Instruction -> Copy out all the lines in the records that include the word "manusia".

[BEGIN Data to use]

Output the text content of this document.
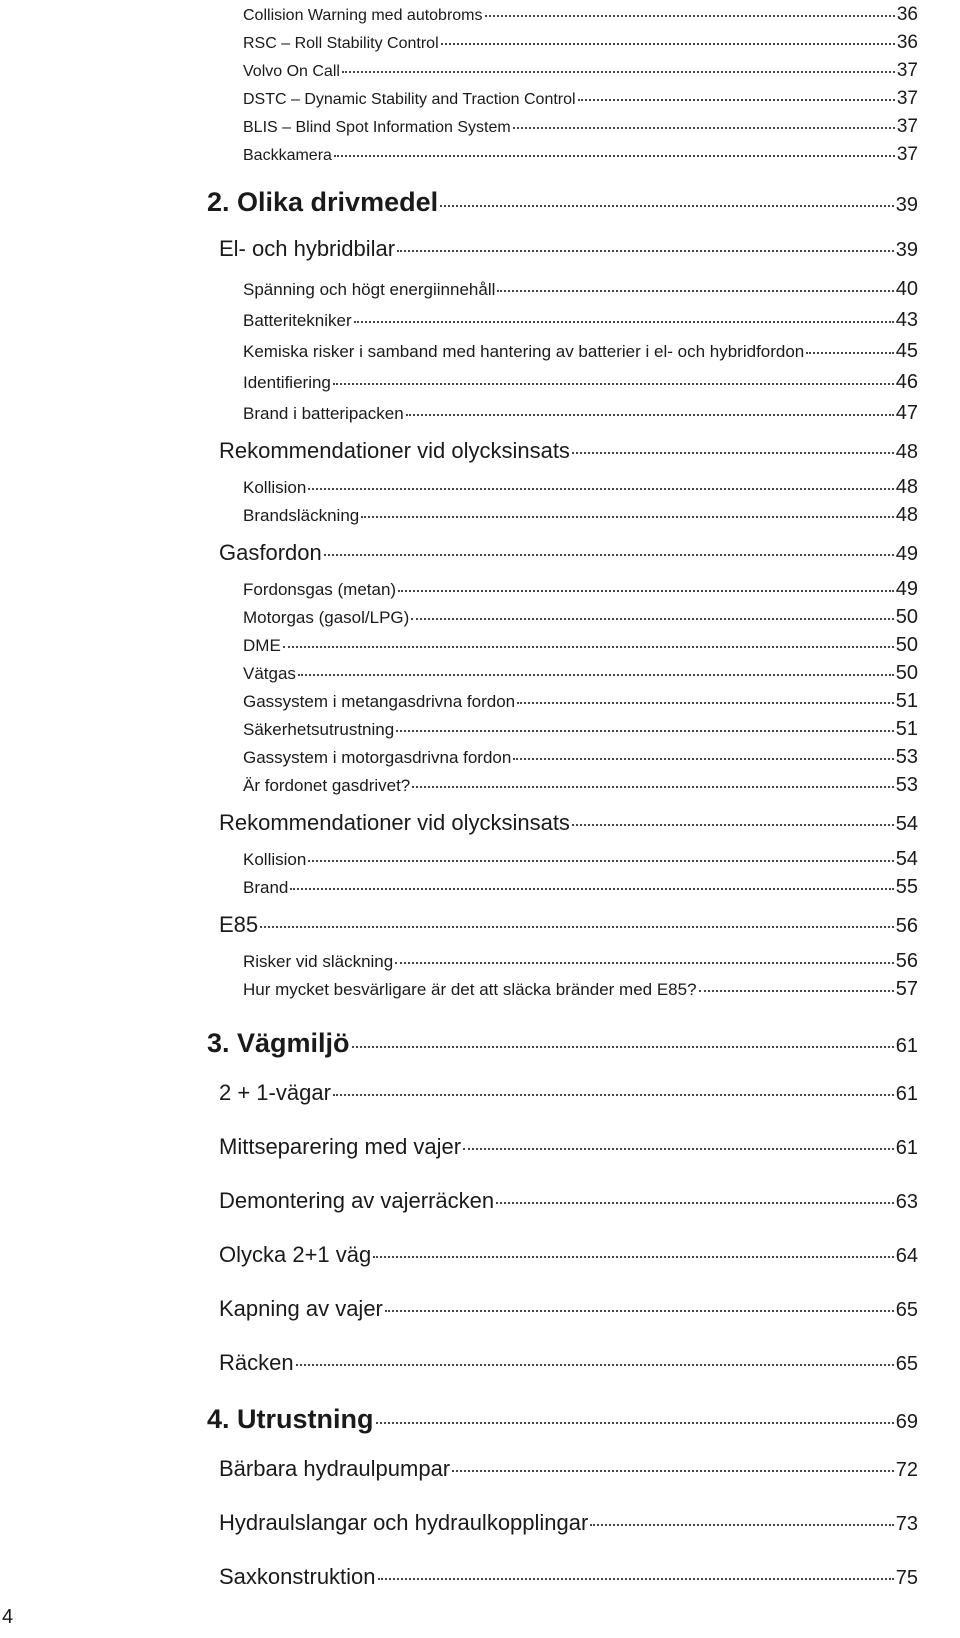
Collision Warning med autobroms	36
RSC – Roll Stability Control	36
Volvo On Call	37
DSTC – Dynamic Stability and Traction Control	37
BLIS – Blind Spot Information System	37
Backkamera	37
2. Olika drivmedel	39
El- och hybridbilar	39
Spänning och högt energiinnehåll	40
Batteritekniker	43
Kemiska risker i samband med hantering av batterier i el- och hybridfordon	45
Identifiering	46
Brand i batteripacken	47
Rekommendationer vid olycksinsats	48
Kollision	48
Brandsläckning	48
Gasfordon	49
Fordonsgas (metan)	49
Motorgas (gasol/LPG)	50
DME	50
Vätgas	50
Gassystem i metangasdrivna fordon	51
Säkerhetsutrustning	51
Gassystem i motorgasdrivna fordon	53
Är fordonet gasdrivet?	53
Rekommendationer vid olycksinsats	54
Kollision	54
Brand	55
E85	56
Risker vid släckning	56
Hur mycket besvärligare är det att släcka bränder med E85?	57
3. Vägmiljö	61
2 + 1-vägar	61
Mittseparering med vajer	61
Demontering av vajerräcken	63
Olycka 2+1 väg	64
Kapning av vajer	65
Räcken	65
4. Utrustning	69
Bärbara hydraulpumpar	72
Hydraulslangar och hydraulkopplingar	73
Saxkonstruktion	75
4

[END Data to use]
[BEGIN Data to use]

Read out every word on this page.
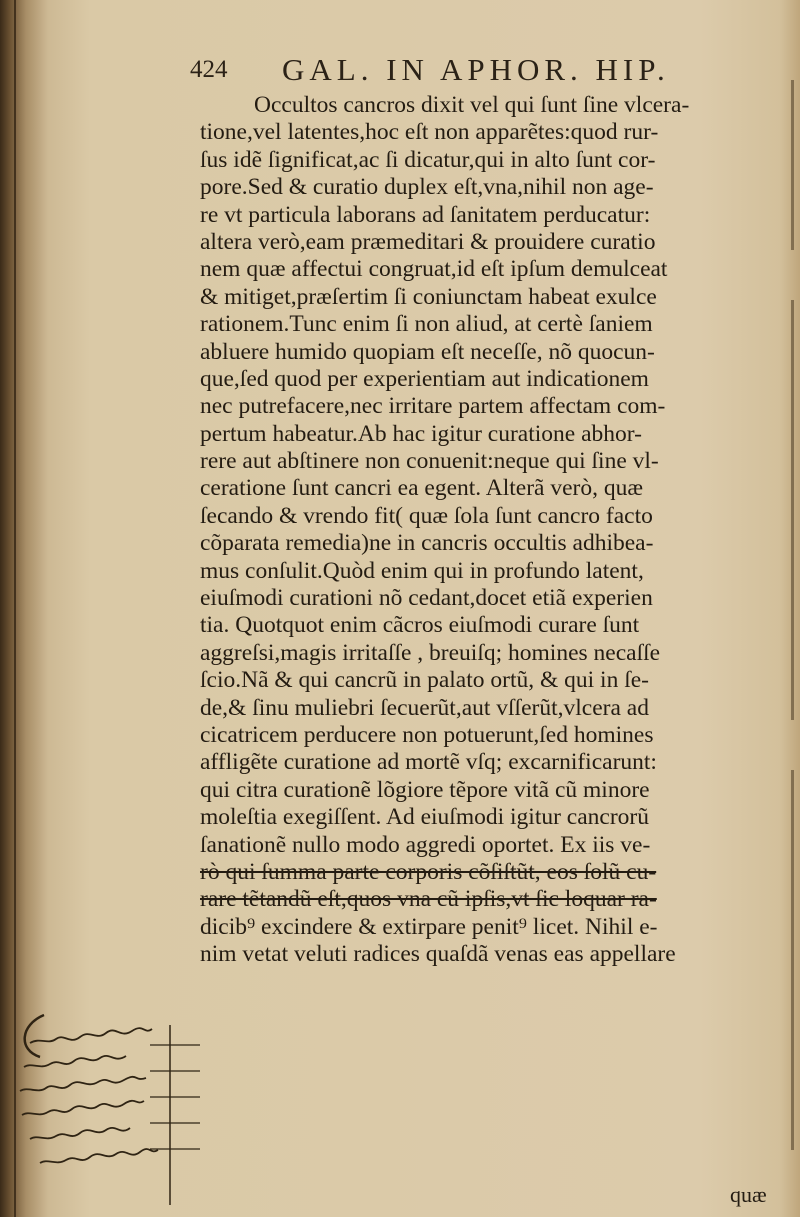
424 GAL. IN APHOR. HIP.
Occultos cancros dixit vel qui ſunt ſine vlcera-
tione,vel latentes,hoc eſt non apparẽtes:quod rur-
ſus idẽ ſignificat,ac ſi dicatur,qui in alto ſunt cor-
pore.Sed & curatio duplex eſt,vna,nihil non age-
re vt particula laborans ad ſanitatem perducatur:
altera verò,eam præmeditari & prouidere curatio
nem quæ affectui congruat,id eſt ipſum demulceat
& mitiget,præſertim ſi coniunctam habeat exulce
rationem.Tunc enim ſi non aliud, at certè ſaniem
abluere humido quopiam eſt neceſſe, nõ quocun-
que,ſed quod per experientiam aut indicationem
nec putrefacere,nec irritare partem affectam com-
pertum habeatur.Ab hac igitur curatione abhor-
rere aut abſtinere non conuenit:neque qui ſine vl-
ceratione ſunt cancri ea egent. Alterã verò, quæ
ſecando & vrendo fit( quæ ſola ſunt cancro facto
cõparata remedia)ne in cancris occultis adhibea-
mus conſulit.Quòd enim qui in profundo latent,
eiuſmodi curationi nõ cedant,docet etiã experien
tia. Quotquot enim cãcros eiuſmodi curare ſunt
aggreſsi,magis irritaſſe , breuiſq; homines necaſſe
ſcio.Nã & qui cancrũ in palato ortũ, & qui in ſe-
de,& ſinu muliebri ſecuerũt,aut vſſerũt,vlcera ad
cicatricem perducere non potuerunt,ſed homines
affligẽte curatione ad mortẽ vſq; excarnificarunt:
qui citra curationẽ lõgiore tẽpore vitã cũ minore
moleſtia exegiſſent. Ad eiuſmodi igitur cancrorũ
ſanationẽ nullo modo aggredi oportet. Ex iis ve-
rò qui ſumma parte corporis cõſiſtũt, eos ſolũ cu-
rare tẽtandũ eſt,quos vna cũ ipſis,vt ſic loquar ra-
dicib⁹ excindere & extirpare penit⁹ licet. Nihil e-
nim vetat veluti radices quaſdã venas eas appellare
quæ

[END Data to use]
[BEGIN Data to use]

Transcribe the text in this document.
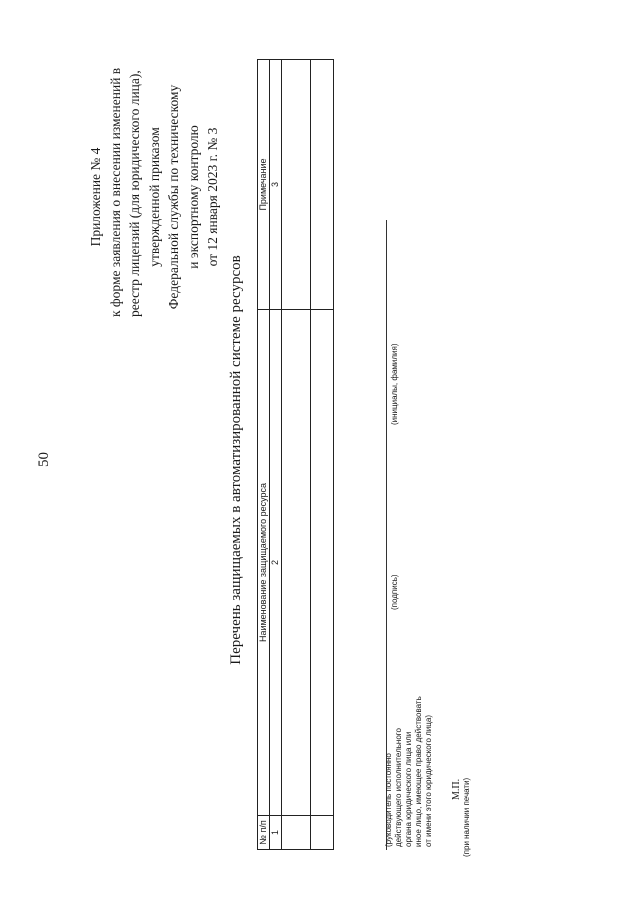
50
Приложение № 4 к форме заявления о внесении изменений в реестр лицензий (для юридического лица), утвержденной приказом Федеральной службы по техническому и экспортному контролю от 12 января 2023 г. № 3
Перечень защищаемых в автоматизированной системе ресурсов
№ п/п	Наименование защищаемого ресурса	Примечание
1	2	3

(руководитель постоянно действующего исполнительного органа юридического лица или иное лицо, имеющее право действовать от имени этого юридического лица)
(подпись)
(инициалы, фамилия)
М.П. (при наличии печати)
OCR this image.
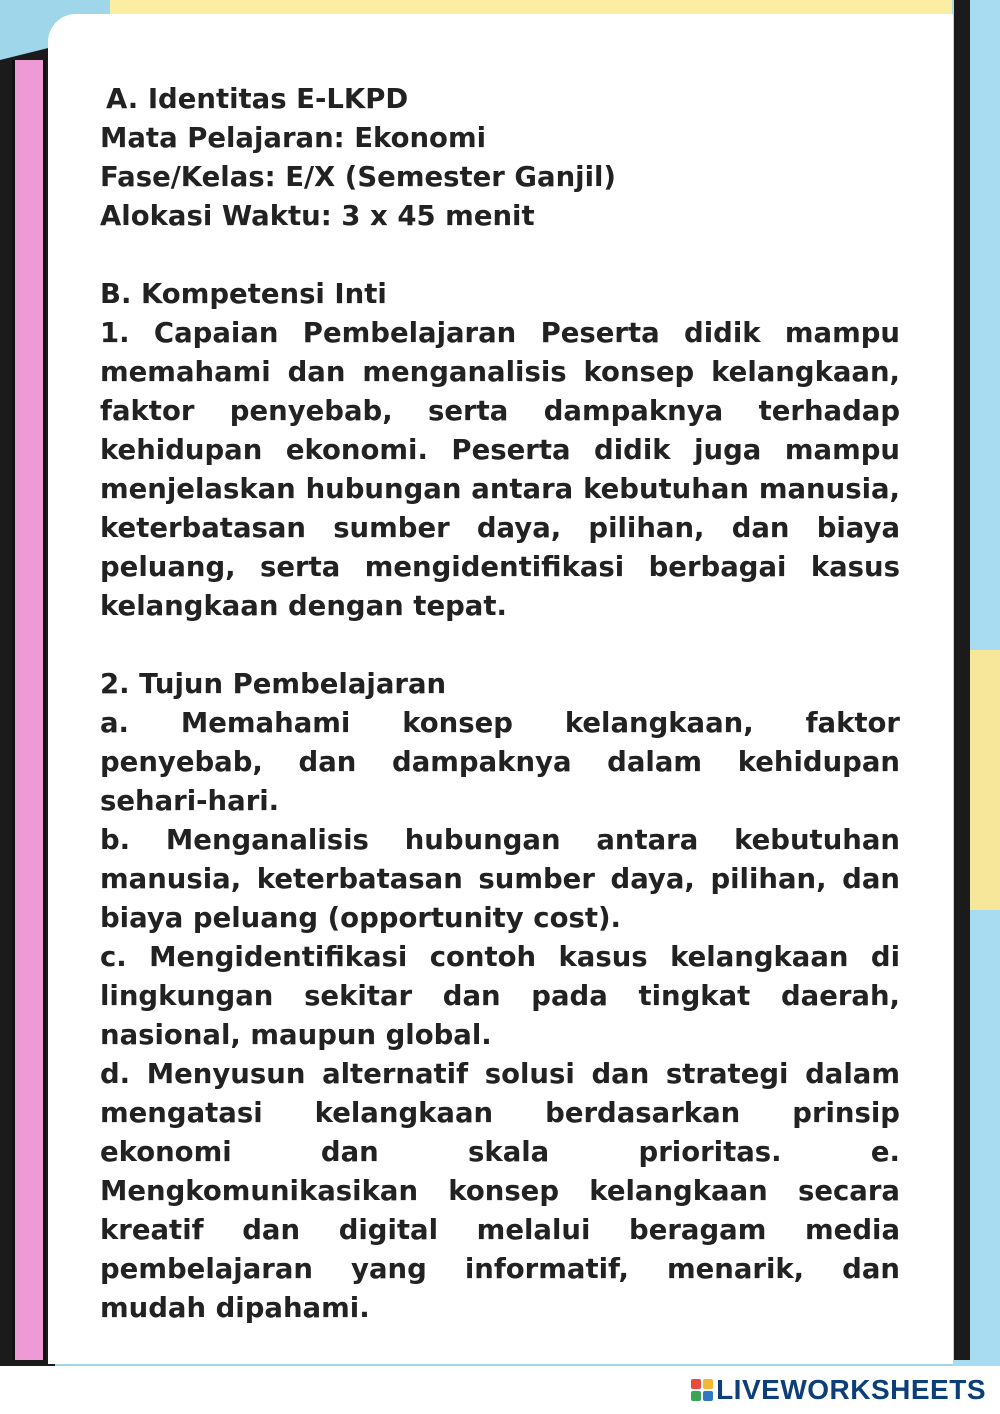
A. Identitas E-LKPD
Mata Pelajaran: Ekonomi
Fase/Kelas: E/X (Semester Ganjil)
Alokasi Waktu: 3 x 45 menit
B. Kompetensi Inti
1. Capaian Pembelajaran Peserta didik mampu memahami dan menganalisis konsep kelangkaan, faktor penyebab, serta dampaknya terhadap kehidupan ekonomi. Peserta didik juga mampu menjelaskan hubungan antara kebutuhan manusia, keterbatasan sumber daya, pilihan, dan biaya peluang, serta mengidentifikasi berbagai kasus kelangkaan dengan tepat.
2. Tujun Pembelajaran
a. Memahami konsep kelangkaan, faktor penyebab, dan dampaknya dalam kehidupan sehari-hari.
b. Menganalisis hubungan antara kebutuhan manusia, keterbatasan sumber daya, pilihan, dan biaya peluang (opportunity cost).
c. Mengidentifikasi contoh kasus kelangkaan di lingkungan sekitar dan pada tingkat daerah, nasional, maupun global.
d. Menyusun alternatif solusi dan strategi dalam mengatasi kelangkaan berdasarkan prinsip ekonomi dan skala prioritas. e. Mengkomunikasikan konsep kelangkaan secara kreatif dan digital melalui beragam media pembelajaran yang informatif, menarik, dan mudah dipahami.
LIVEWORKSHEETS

[END Data to use]

Answer to this problem ->
1. Capaian Pembelajaran Peserta didik mampu memahami dan menganalisis konsep kelangkaan, faktor penyebab, serta dampaknya terhadap kehidupan ekonomi. Peserta didik juga mampu menjelaskan hubungan antara kebutuhan manusia, keterbatasan sumber daya, pilihan, dan biaya peluang, serta mengidentifikasi berbagai kasus kelangkaan dengan tepat.
b. Menganalisis hubungan antara kebutuhan manusia, keterbatasan sumber daya, pilihan, dan biaya peluang (opportunity cost).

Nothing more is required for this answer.